Des élèves de l’école Immaculée-Conception de Dakar en 1996, à l’époque où les corrigés du bac n’étaient pas disponibles sur les réseaux sociaux avant les épreuves. | DR

Ecole Immaculée-Conception de Dakar, mardi 4 juillet, il est 15 heures passées de quinze minutes lorsqu’un candidat au bac est repéré par le surveillant en train de consulter sur son portable les corrigés des épreuves d’histoire et de géographie qu’il est précisément en train de passer. « L’élève a reçu les corrigés par WhatsApp et s’est mis à les recopier avec une précipitation qui a suscité la curiosité du surveillant », confie sous couvert de l’anonymat un membre du jury de l’institution scolaire contacté par Le Monde Afrique. Puis tout est allé très vite. L’élève a été arrêté séance tenante et conduit au commissariat de la police centrale de Dakar, où il a été placé en garde à vue.

Evidemment, ce n’était pas un cas isolé. La découverte de la triche à l’école Immaculée-Conception allait déclencher un tsunami qui secoue désormais tout le système éducatif sénégalais. Le lendemain, les professeurs se sont aperçus de l’ampleur des dégâts. Cela a fuité de partout. « C’est vers 9 heures du matin que nous avons reçu l’information des autorités de l’Office du bac d’arrêter le déroulement des épreuves de français en raison de fuites dans plusieurs centres du pays », explique Saliou Bane, surveillant au cours Sacré-Cœur.

Crédibilité sapée

« Des candidats avaient déjà commencé à se pencher sur le sujet, ils avaient les corrigés des épreuves sur leur smartphone », renseigne Aliou Ngom, professeur de mathématiques. Il confie également que des collègues à lui ont été sollicités la veille par des élèves sur des questions qu’ils ont retrouvées le lendemain dans l’épreuve de français. « Les sujets ont commencé à circuler sur les réseaux sociaux, surtout WhatsApp, depuis le lundi soir et des amis m’ont envoyé les épreuves d’histoire et de géographie », confie Astou Ndiaye, élève en terminale L2.

# # # # #

(Liste des tâches):
(1) Extrayez de l'article sur les fuites du bac au Sénégal le passage qui commence par "Ecole Immaculée-Conception de" et se termine par "garde à vue.".
(2) Répondez à ces questions sur l'article consacré aux fuites du bac au Sénégal :
(a) À quelle heure le candidat de l'école Immaculée-Conception a-t-il été repéré par le surveillant ?
(b) Quelles épreuves l'Office du bac a-t-il fait arrêter le lendemain ?
(c) Quelle matière Aliou Ngom enseigne-t-il ?
(3) Poursuivez l'article sur les fuites du bac au Sénégal à partir de sa dernière phrase.
Le listing n'a aucun rôle dans ce travail.

# # # # #

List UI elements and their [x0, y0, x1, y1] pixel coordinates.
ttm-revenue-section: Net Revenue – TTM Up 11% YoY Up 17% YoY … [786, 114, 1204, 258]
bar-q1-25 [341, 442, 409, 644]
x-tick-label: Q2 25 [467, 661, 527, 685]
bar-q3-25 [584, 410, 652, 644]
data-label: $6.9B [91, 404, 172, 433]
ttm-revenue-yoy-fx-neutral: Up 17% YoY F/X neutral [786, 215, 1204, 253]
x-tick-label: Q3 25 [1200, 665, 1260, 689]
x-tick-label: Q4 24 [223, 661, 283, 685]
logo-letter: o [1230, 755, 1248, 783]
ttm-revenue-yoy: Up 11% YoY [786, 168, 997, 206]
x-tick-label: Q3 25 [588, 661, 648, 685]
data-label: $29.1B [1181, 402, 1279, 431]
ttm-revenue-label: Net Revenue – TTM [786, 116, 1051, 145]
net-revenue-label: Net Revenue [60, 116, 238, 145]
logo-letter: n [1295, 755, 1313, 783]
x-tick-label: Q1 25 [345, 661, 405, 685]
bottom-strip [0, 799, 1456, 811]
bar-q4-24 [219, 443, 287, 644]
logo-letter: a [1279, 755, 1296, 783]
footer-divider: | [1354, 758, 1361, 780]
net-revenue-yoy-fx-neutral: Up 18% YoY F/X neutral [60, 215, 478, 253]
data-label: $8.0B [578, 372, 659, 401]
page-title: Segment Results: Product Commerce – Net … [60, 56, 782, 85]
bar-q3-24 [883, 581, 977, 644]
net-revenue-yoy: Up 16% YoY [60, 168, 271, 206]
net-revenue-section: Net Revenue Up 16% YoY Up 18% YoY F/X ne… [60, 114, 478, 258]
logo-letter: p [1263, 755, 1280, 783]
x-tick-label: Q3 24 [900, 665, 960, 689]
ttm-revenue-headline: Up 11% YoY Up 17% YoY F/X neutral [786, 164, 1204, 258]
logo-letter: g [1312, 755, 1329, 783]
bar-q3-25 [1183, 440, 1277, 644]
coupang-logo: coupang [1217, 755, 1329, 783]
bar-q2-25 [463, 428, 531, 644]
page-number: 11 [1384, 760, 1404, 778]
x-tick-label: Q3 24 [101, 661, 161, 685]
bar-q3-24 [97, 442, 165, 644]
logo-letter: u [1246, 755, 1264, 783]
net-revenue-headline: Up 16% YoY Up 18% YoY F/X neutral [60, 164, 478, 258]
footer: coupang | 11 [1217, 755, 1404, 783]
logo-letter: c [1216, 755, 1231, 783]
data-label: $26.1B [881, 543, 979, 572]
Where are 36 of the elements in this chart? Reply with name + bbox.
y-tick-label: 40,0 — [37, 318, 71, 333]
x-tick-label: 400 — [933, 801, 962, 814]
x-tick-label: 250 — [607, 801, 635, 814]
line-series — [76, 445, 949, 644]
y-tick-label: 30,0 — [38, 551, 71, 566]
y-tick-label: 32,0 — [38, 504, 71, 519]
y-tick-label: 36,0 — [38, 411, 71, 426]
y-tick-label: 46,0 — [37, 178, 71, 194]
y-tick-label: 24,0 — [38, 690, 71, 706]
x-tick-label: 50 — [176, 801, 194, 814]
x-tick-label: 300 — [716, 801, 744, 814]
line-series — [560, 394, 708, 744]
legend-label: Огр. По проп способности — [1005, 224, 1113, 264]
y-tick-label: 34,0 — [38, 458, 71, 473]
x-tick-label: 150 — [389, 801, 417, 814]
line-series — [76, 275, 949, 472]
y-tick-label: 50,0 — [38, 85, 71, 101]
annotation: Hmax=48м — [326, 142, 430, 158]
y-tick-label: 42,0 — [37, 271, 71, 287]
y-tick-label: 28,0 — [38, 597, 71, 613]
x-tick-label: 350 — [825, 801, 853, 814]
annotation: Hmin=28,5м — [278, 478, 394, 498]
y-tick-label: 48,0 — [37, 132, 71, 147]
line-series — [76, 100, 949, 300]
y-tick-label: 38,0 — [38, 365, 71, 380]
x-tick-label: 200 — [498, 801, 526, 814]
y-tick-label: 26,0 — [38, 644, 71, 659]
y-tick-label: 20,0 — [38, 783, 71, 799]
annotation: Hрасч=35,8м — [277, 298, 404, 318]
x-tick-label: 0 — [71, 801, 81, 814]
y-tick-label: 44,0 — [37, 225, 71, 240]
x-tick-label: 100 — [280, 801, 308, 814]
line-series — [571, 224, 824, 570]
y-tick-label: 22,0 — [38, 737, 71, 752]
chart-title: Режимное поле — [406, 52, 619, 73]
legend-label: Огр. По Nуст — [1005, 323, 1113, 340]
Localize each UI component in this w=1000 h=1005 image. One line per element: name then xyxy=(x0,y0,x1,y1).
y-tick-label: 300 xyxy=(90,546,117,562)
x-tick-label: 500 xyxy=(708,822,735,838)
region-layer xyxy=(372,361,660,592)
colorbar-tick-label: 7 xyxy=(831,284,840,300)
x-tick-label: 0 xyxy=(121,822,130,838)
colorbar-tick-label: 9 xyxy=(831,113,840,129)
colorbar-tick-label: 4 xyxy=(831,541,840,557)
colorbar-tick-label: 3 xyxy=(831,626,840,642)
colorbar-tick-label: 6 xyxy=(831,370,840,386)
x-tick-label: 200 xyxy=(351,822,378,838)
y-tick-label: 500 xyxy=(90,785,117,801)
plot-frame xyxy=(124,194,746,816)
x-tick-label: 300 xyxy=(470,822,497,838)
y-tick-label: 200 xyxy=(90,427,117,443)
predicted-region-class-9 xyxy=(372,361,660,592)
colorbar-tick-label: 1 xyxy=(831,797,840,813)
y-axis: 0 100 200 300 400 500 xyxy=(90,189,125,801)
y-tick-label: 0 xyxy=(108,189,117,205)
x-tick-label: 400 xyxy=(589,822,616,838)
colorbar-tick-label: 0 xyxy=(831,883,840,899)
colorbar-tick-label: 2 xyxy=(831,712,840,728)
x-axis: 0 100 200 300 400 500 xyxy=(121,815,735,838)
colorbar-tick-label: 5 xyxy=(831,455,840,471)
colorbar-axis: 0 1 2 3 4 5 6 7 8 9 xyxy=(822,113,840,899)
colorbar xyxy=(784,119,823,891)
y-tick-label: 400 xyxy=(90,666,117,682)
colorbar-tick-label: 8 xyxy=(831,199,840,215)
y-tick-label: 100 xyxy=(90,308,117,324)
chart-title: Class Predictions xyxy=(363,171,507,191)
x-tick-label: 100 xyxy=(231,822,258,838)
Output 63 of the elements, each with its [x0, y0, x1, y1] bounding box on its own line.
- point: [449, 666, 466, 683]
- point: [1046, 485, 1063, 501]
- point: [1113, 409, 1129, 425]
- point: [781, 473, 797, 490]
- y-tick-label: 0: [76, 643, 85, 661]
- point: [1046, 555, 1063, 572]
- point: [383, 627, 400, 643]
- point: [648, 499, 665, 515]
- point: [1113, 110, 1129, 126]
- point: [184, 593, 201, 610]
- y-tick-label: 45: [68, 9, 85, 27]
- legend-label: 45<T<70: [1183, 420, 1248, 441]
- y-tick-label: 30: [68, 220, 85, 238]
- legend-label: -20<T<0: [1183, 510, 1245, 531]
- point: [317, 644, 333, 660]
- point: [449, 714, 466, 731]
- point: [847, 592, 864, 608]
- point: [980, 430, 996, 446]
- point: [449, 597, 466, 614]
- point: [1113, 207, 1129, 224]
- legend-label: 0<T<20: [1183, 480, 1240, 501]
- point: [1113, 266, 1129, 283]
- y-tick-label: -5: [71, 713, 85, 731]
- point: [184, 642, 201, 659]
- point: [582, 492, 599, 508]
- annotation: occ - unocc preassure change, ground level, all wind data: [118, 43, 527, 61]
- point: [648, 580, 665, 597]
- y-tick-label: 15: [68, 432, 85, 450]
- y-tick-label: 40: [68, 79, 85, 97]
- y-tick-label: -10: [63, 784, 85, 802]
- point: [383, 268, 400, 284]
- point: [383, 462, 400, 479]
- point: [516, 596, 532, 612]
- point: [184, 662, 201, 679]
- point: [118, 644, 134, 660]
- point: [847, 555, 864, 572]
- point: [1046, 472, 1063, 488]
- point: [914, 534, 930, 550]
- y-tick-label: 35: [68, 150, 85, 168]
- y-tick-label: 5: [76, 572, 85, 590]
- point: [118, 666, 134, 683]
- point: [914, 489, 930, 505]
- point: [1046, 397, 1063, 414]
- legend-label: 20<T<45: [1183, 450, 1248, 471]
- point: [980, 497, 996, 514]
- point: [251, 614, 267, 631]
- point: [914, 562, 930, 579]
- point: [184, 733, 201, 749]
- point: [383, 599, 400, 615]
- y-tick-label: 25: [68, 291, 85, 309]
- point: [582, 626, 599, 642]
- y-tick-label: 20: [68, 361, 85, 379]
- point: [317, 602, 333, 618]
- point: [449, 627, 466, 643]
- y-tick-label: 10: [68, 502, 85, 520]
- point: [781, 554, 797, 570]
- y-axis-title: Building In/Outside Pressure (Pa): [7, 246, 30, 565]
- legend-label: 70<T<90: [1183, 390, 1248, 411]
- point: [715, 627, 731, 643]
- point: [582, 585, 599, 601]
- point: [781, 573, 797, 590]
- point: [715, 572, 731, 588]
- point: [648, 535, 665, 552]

# # # # #

(Réponses par numéro):
(1)
Ecole Immaculée-Conception de Dakar, mardi 4 juillet, il est 15 heures passées de quinze minutes lorsqu’un candidat au bac est repéré par le surveillant en train de consulter sur son portable les corrigés des épreuves d’histoire et de géographie qu’il est précisément en train de passer. « L’élève a reçu les corrigés par WhatsApp et s’est mis à les recopier avec une précipitation qui a suscité la curiosité du surveillant », confie sous couvert de l’anonymat un membre du jury de l’institution scolaire contacté par Le Monde Afrique. Puis tout est allé très vite. L’élève a été arrêté séance tenante et conduit au commissariat de la police centrale de Dakar, où il a été placé en garde à vue.

(2)
(a) À 15 h 15.
(b) Les épreuves de français.
(c) Les mathématiques.

(3)
L’arrêt de l’examen a été immédiat sur l’ensemble du territoire national avant de reprendre partiellement le soir. Un point de presse tenu mercredi à midi par Babou Diakham, le directeur de l’Office du bac, structure chargée de l’organisation de l’examen. Il a reconnu les fraudes et annoncé la reprise des épreuves de français, d’histoire et de géographie le 10 juillet. « Pour l’instant, une plainte a été déposée et une enquête judiciaire et administrative a été ouverte pour situer les responsabilités », a déclaré Babou Diakham, en poste depuis 1999.

Un malaise profond

Depuis les épreuves anticipées de philosophie le 7 juin, les fuites se multiplient au baccalauréat sénégalais avec un point de non-retour atteint ce mercredi 5 juillet, engendrant l’annulation de l’épreuve de français.

Ces fraudes répétitives portent un sacré coup à la crédibilité de cet examen réputé être le plus sérieux du Sénégal. « Ce qui se passe au bac est révélateur d’un malaise profond qui s’empare de l’enseignement dans le pays. Depuis quelques années, les fraudes se multiplient sur l’ensemble des examens du pays. Mais l’Etat, hormis quelques arrestations par-ci, quelques sanctions par-là, n’a jamais montré une réelle volonté de résoudre le mal à la racine », se désole le professeur Aliou Ngom.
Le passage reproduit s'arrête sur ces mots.